Requirements >> Skip every image and restate the data word for word.

— Start of Data shown —

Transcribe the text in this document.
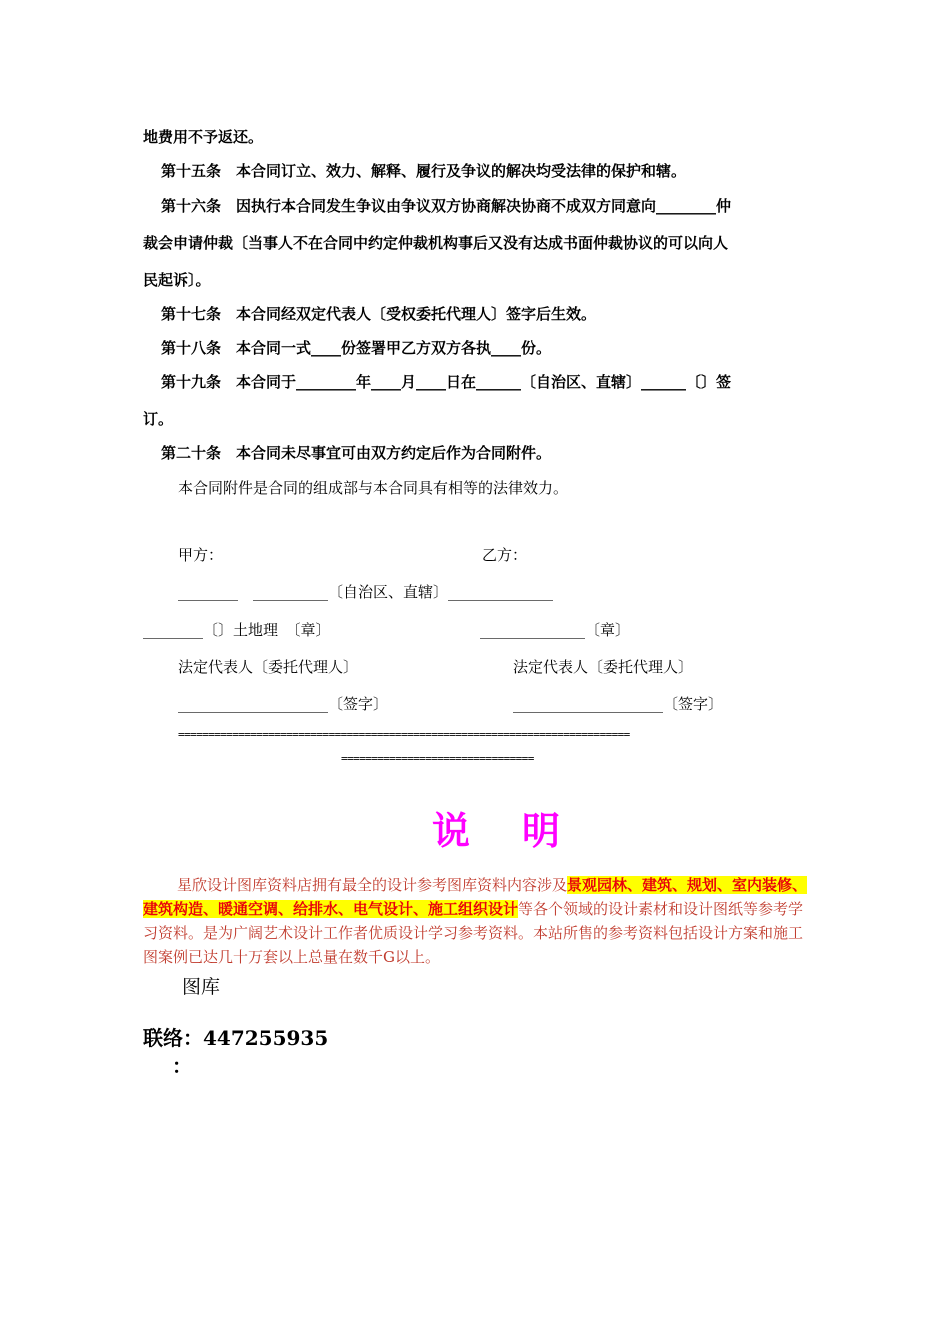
地费用不予返还。
第十五条　本合同订立、效力、解释、履行及争议的解决均受法律的保护和辖。
第十六条　因执行本合同发生争议由争议双方协商解决协商不成双方同意向________仲
裁会申请仲裁〔当事人不在合同中约定仲裁机构事后又没有达成书面仲裁协议的可以向人
民起诉〕。
第十七条　本合同经双定代表人〔受权委托代理人〕签字后生效。
第十八条　本合同一式____份签署甲乙方双方各执____份。
第十九条　本合同于________年____月____日在______〔自治区、直辖〕______〔〕签
订。
第二十条　本合同未尽事宜可由双方约定后作为合同附件。
本合同附件是合同的组成部与本合同具有相等的法律效力。
甲方：	乙方：
________　__________〔自治区、直辖〕______________
________〔〕土地理　〔章〕	______________〔章〕
法定代表人〔委托代理人〕	法定代表人〔委托代理人〕
____________________〔签字〕	____________________〔签字〕
===========================================================================
================================
说明
星欣设计图库资料店拥有最全的设计参考图库资料内容涉及景观园林、建筑、规划、室内装修、建筑构造、暖通空调、给排水、电气设计、施工组织设计等各个领域的设计素材和设计图纸等参考学习资料。是为广阔艺术设计工作者优质设计学习参考资料。本站所售的参考资料包括设计方案和施工图案例已达几十万套以上总量在数千G以上。
图库
联络：447255935
：
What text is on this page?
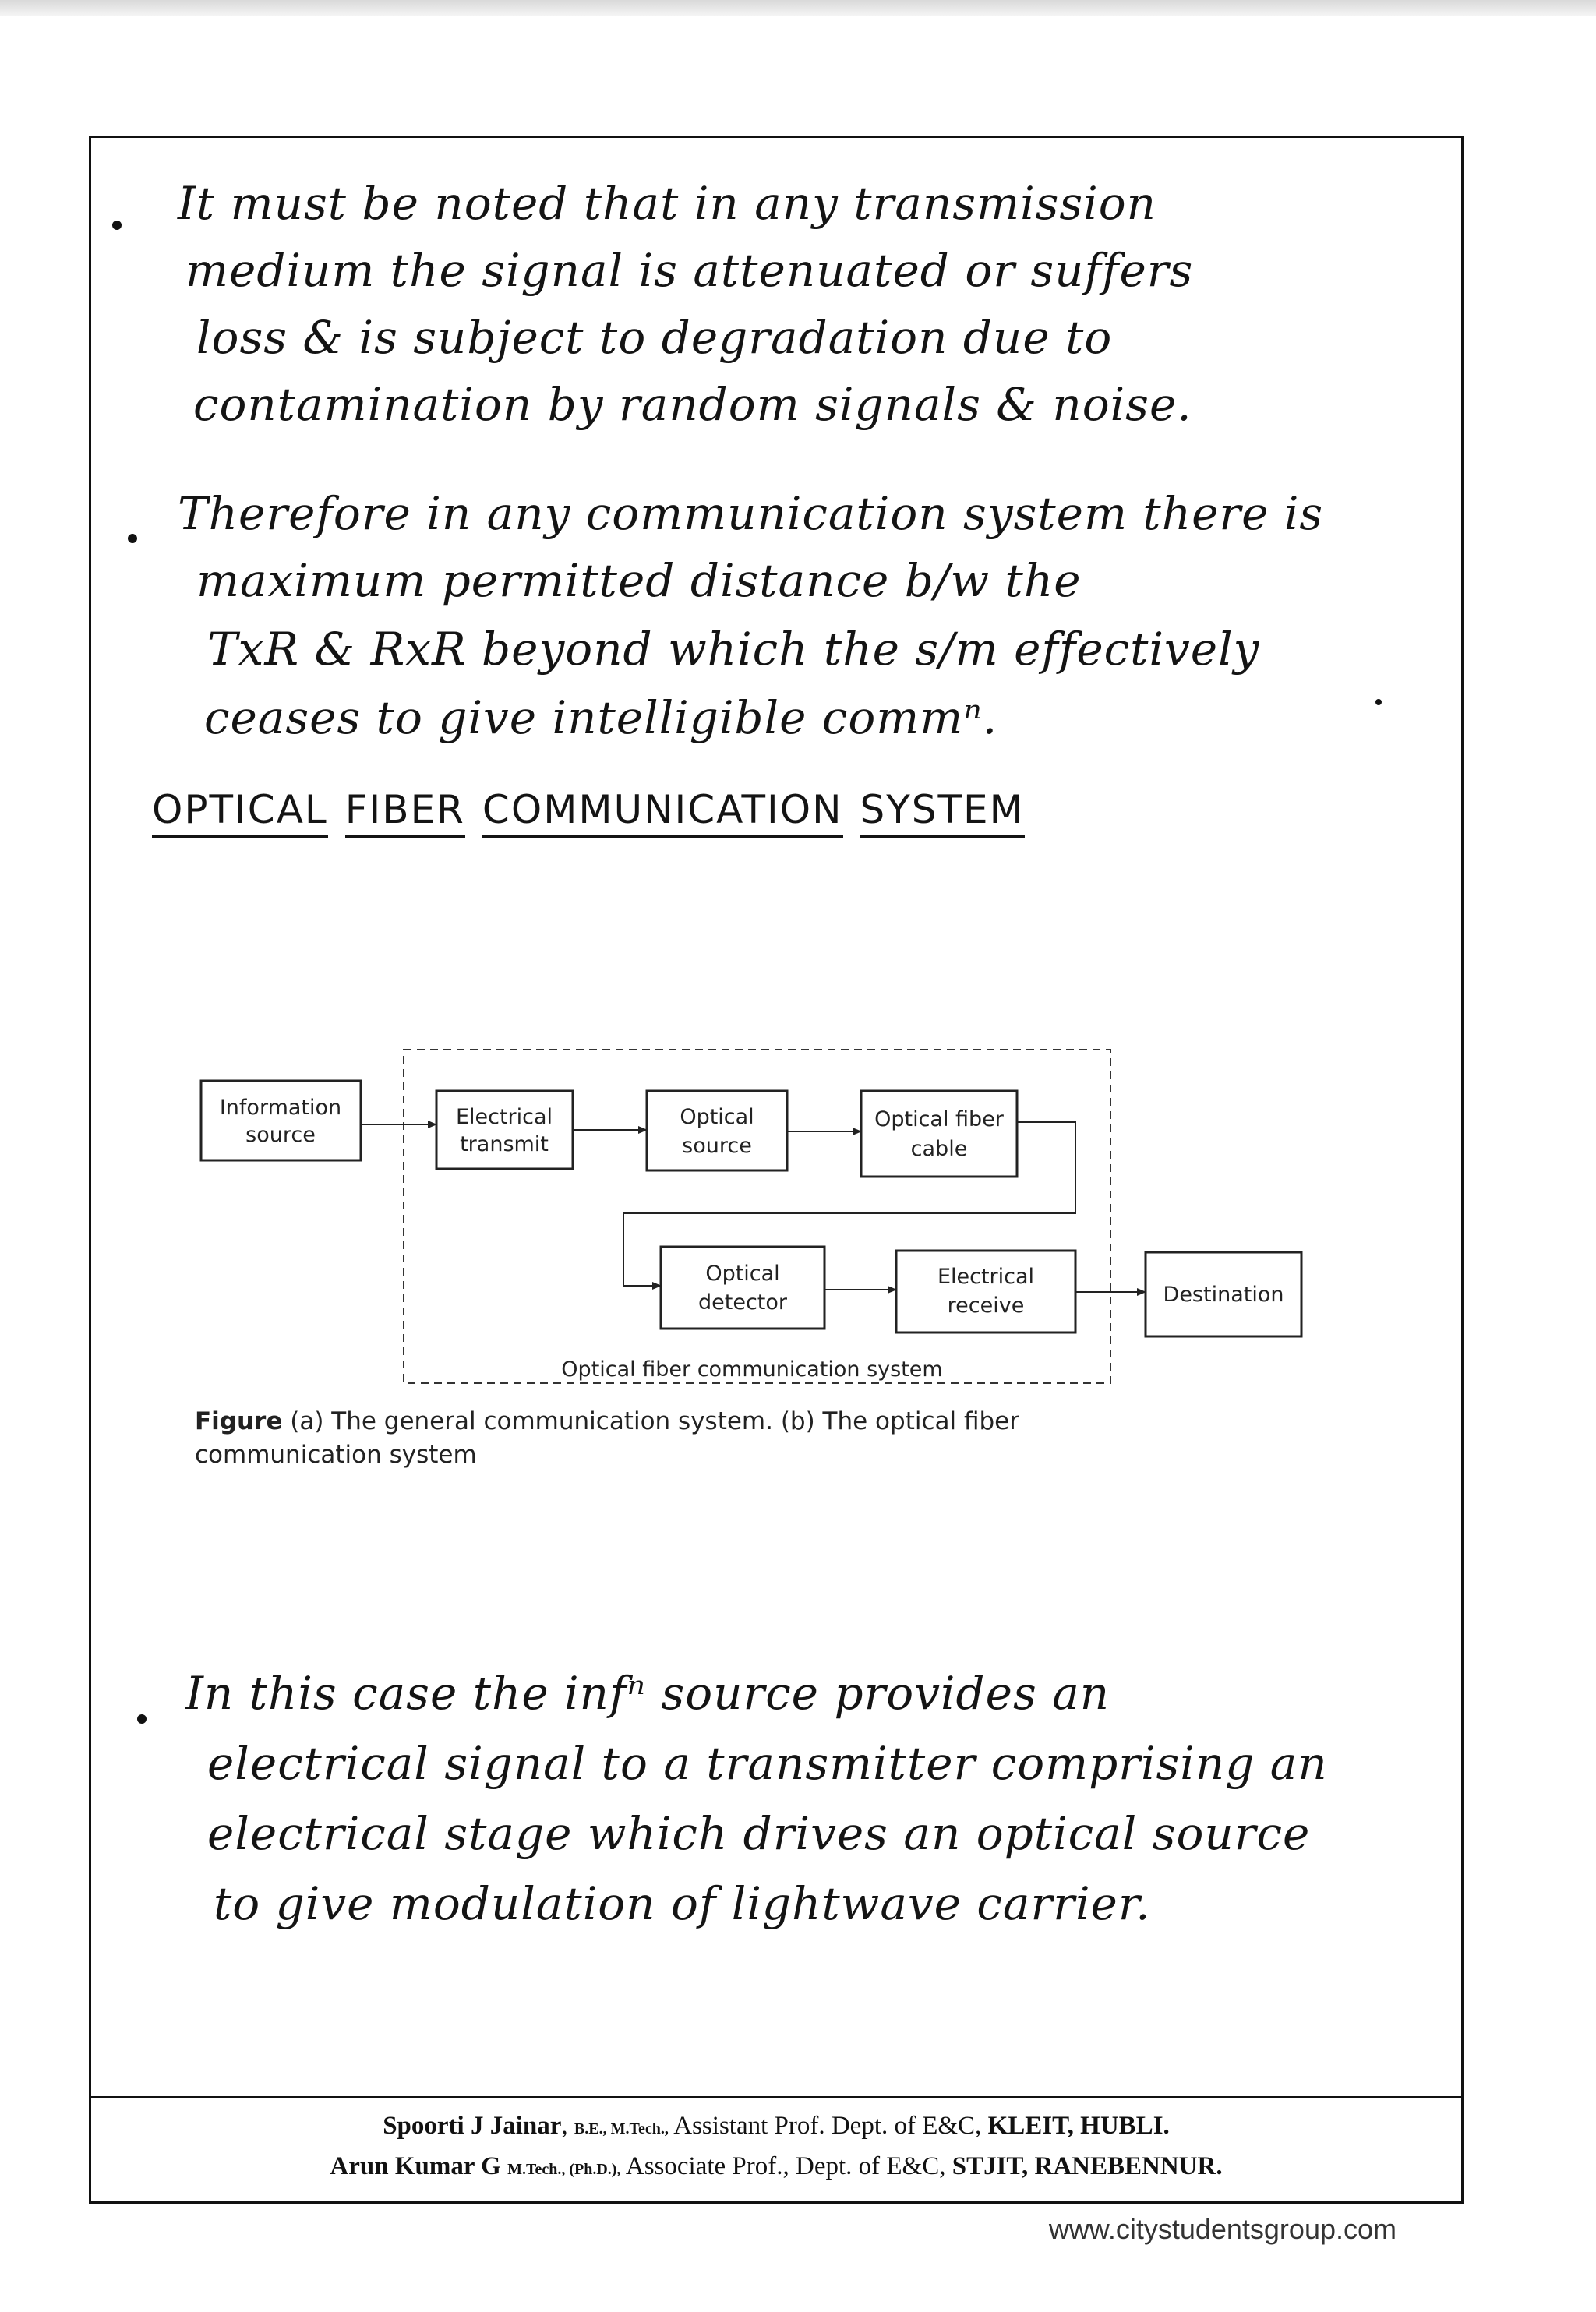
It must be noted that in any transmission
medium the signal is attenuated or suffers
loss & is subject to degradation due to
contamination by random signals & noise.
Therefore in any communication system there is
maximum permitted distance b/w the
TxR & RxR beyond which the s/m effectively
ceases to give intelligible commⁿ.
OPTICAL FIBER COMMUNICATION SYSTEM
Information
source
Electrical
transmit
Optical
source
Optical fiber
cable
Optical
detector
Electrical
receive	Destination
Optical fiber communication system
Figure (a) The general communication system. (b) The optical fiber communication system
In this case the infⁿ source provides an
electrical signal to a transmitter comprising an
electrical stage which drives an optical source
to give modulation of lightwave carrier.
Spoorti J Jainar, B.E., M.Tech., Assistant Prof. Dept. of E&C, KLEIT, HUBLI.
Arun Kumar G M.Tech., (Ph.D.), Associate Prof., Dept. of E&C, STJIT, RANEBENNUR.
www.citystudentsgroup.com
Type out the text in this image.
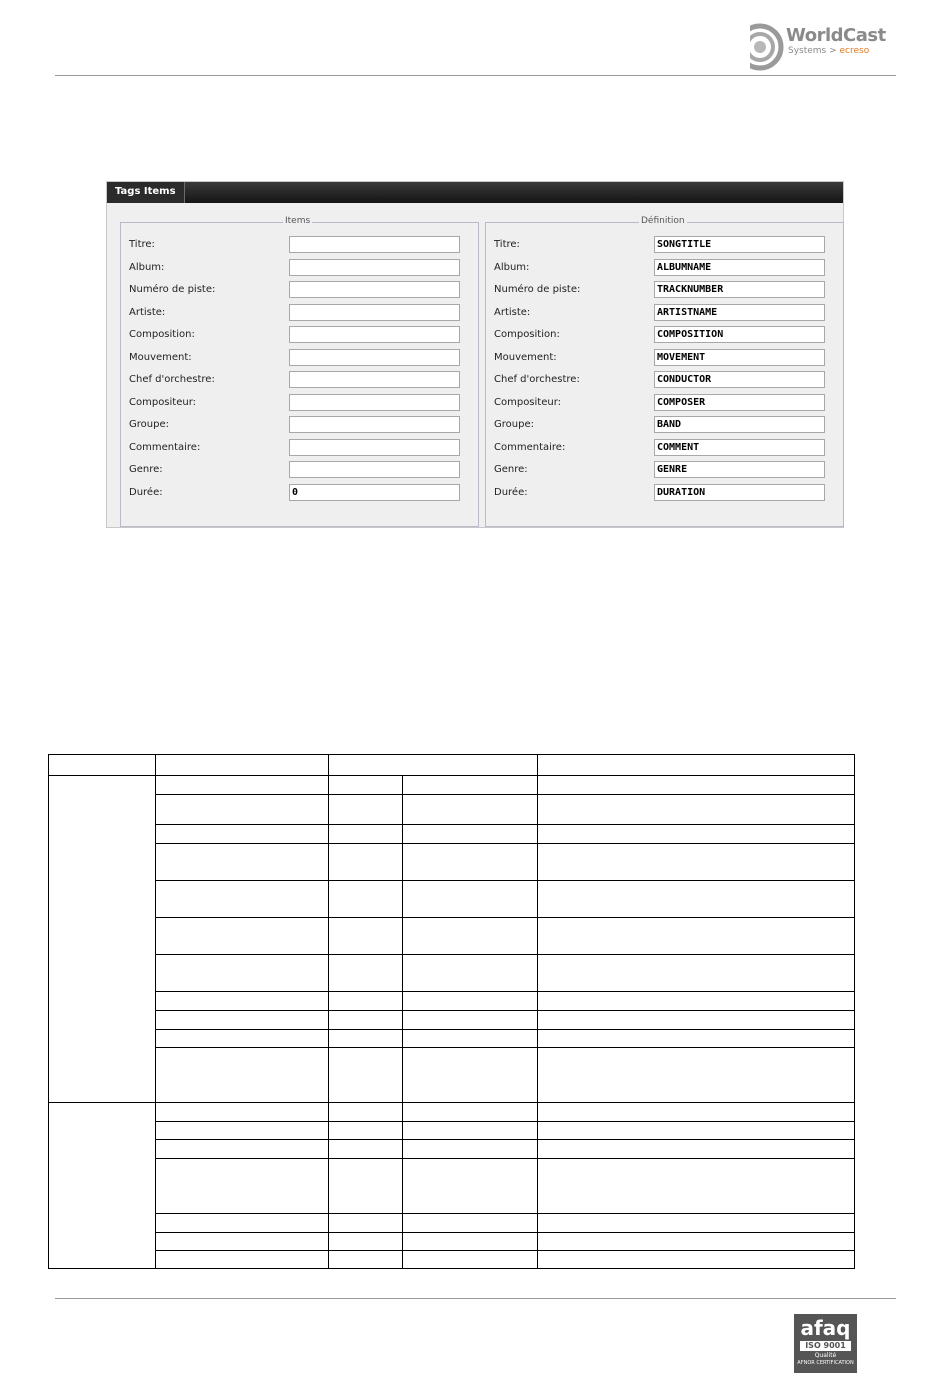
WorldCast
Systems > ecreso
Tags Items
Items
Titre:
Album:
Numéro de piste:
Artiste:
Composition:
Mouvement:
Chef d'orchestre:
Compositeur:
Groupe:
Commentaire:
Genre:
Durée:	0
Définition
Titre:	SONGTITLE
Album:	ALBUMNAME
Numéro de piste:	TRACKNUMBER
Artiste:	ARTISTNAME
Composition:	COMPOSITION
Mouvement:	MOVEMENT
Chef d'orchestre:	CONDUCTOR
Compositeur:	COMPOSER
Groupe:	BAND
Commentaire:	COMMENT
Genre:	GENRE
Durée:	DURATION

afaq
ISO 9001
Qualité
AFNOR CERTIFICATION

— End of Data shown —

Solution >>
Transcribe the text in this document.
地费用不予返还。
第十五条　本合同订立、效力、解释、履行及争议的解决均受法律的保护和辖。
第十六条　因执行本合同发生争议由争议双方协商解决协商不成双方同意向________仲
裁会申请仲裁〔当事人不在合同中约定仲裁机构事后又没有达成书面仲裁协议的可以向人
民起诉〕。
第十七条　本合同经双定代表人〔受权委托代理人〕签字后生效。
第十八条　本合同一式____份签署甲乙方双方各执____份。
第十九条　本合同于________年____月____日在______〔自治区、直辖〕______〔〕签
订。
第二十条　本合同未尽事宜可由双方约定后作为合同附件。
本合同附件是合同的组成部与本合同具有相等的法律效力。
甲方：	乙方：
________　__________〔自治区、直辖〕______________
________〔〕土地理　〔章〕	______________〔章〕
法定代表人〔委托代理人〕	法定代表人〔委托代理人〕
____________________〔签字〕	____________________〔签字〕
===========================================================================
================================
说明
星欣设计图库资料店拥有最全的设计参考图库资料内容涉及景观园林、建筑、规划、室内装修、建筑构造、暖通空调、给排水、电气设计、施工组织设计等各个领域的设计素材和设计图纸等参考学习资料。是为广阔艺术设计工作者优质设计学习参考资料。本站所售的参考资料包括设计方案和施工图案例已达几十万套以上总量在数千G以上。
图库
联络：447255935
：
What text is on this page?
It must be noted that in any transmission
medium the signal is attenuated or suffers
loss & is subject to degradation due to
contamination by random signals & noise.
Therefore in any communication system there is
maximum permitted distance b/w the
TxR & RxR beyond which the s/m effectively
ceases to give intelligible commⁿ.
OPTICAL FIBER COMMUNICATION SYSTEM
Information
source
Electrical
transmit
Optical
source
Optical fiber
cable
Optical
detector
Electrical
receive	Destination
Optical fiber communication system
Figure (a) The general communication system. (b) The optical fiber communication system
In this case the infⁿ source provides an
electrical signal to a transmitter comprising an
electrical stage which drives an optical source
to give modulation of lightwave carrier.
Spoorti J Jainar, B.E., M.Tech., Assistant Prof. Dept. of E&C, KLEIT, HUBLI.
Arun Kumar G M.Tech., (Ph.D.), Associate Prof., Dept. of E&C, STJIT, RANEBENNUR.
www.citystudentsgroup.com
Type out the text in this image.
WorldCast
Systems > ecreso
Tags Items
Items
Titre:
Album:
Numéro de piste:
Artiste:
Composition:
Mouvement:
Chef d'orchestre:
Compositeur:
Groupe:
Commentaire:
Genre:
Durée:	0
Définition
Titre:	SONGTITLE
Album:	ALBUMNAME
Numéro de piste:	TRACKNUMBER
Artiste:	ARTISTNAME
Composition:	COMPOSITION
Mouvement:	MOVEMENT
Chef d'orchestre:	CONDUCTOR
Compositeur:	COMPOSER
Groupe:	BAND
Commentaire:	COMMENT
Genre:	GENRE
Durée:	DURATION

afaq
ISO 9001
Qualité
AFNOR CERTIFICATION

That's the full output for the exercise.